### Problem requirements
Below are some records. Copy every line in them that holds "true".

───── Rows ─────

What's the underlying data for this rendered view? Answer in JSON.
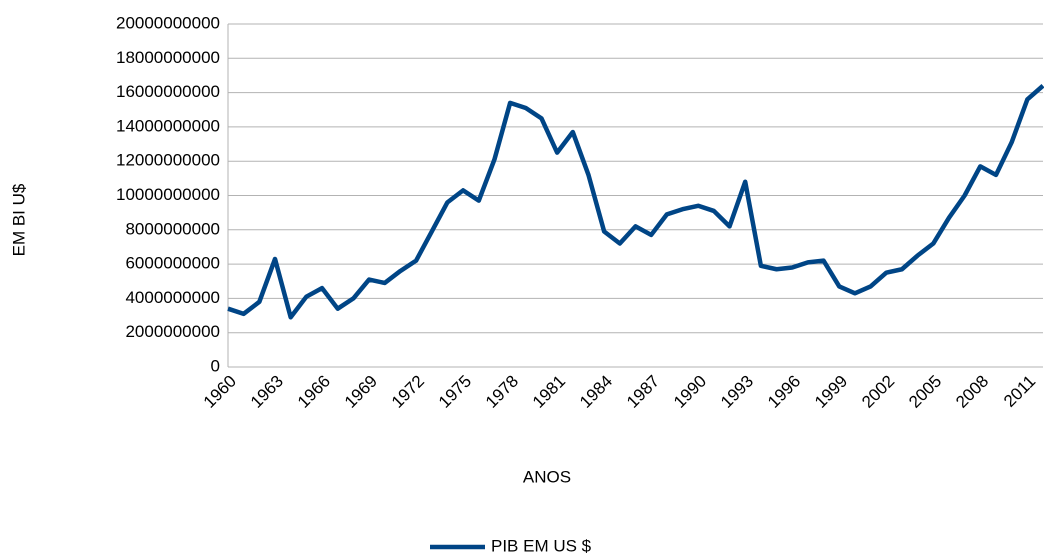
{
  "chart_data": {
    "type": "line",
    "categories": [
      "1960",
      null,
      null,
      "1963",
      null,
      null,
      "1966",
      null,
      null,
      "1969",
      null,
      null,
      "1972",
      null,
      null,
      "1975",
      null,
      null,
      "1978",
      null,
      null,
      "1981",
      null,
      null,
      "1984",
      null,
      null,
      "1987",
      null,
      null,
      "1990",
      null,
      null,
      "1993",
      null,
      null,
      "1996",
      null,
      null,
      "1999",
      null,
      null,
      "2002",
      null,
      null,
      "2005",
      null,
      null,
      "2008",
      null,
      null,
      "2011",
      null
    ],
    "series": [
      {
        "name": "PIB EM US $",
        "color": "#004586",
        "values": [
          3400000000,
          3100000000,
          3800000000,
          6300000000,
          2900000000,
          4100000000,
          4600000000,
          3400000000,
          4000000000,
          5100000000,
          4900000000,
          5600000000,
          6200000000,
          7900000000,
          9600000000,
          10300000000,
          9700000000,
          12100000000,
          15400000000,
          15100000000,
          14500000000,
          12500000000,
          13700000000,
          11200000000,
          7900000000,
          7200000000,
          8200000000,
          7700000000,
          8900000000,
          9200000000,
          9400000000,
          9100000000,
          8200000000,
          10800000000,
          5900000000,
          5700000000,
          5800000000,
          6100000000,
          6200000000,
          4700000000,
          4300000000,
          4700000000,
          5500000000,
          5700000000,
          6500000000,
          7200000000,
          8700000000,
          10000000000,
          11700000000,
          11200000000,
          13100000000,
          15600000000,
          16400000000
        ]
      }
    ],
    "x_label": "ANOS",
    "y_label": "EM BI U$",
    "ylim": [
      0,
      20000000000
    ],
    "yticks": [
      0,
      2000000000,
      4000000000,
      6000000000,
      8000000000,
      10000000000,
      12000000000,
      14000000000,
      16000000000,
      18000000000,
      20000000000
    ],
    "grid": true,
    "legend": "bottom"
  }
}
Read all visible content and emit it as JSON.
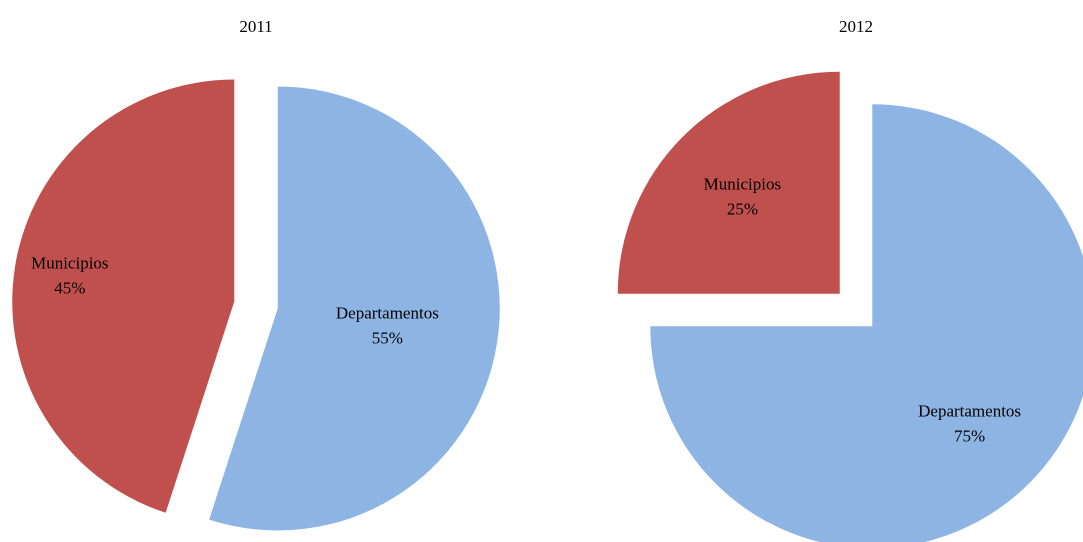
{
  "chart_data": [
    {
      "type": "pie",
      "title": "2011",
      "categories": [
        "Departamentos",
        "Municipios"
      ],
      "values": [
        55,
        45
      ],
      "value_labels": [
        "55%",
        "45%"
      ],
      "colors": [
        "#8eb4e3",
        "#c0504d"
      ],
      "exploded": true
    },
    {
      "type": "pie",
      "title": "2012",
      "categories": [
        "Departamentos",
        "Municipios"
      ],
      "values": [
        75,
        25
      ],
      "value_labels": [
        "75%",
        "25%"
      ],
      "colors": [
        "#8eb4e3",
        "#c0504d"
      ],
      "exploded": true
    }
  ]
}
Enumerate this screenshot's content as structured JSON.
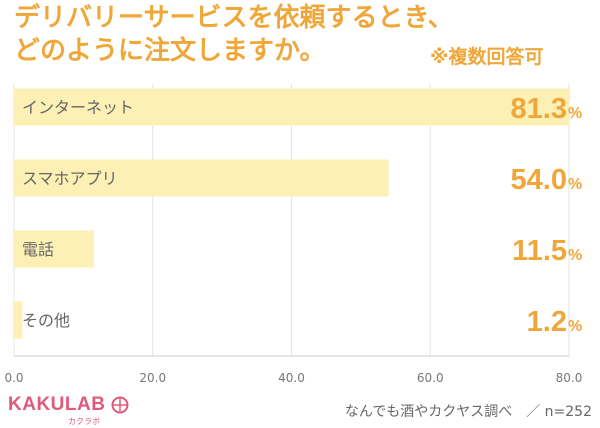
{
  "title_line1": "デリバリーサービスを依頼するとき、",
  "title_line2": "どのように注文しますか。",
  "note": "※複数回答可",
  "source": "なんでも酒やカクヤス調べ　／ n=252",
  "logo": {
    "text": "KAKULAB",
    "sub": "カクラボ"
  },
  "colors": {
    "accent": "#f0a73a",
    "bar": "#fcf0b5",
    "logo": "#e05a7a"
  },
  "chart_data": {
    "type": "bar",
    "orientation": "horizontal",
    "title": "デリバリーサービスを依頼するとき、どのように注文しますか。",
    "categories": [
      "インターネット",
      "スマホアプリ",
      "電話",
      "その他"
    ],
    "values": [
      81.3,
      54.0,
      11.5,
      1.2
    ],
    "value_labels": [
      "81.3",
      "54.0",
      "11.5",
      "1.2"
    ],
    "unit": "%",
    "xlim": [
      0,
      80
    ],
    "ticks": [
      "0.0",
      "20.0",
      "40.0",
      "60.0",
      "80.0"
    ],
    "grid": true
  }
}
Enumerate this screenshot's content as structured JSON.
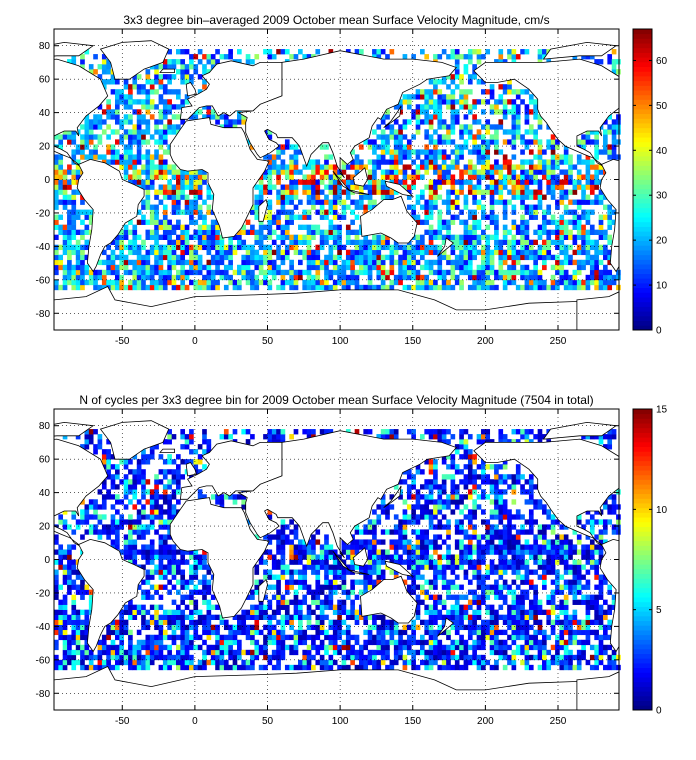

─────

### Output for this exercise
    "grid": true,
      "exploded": true
      "exploded": true
    "grid": true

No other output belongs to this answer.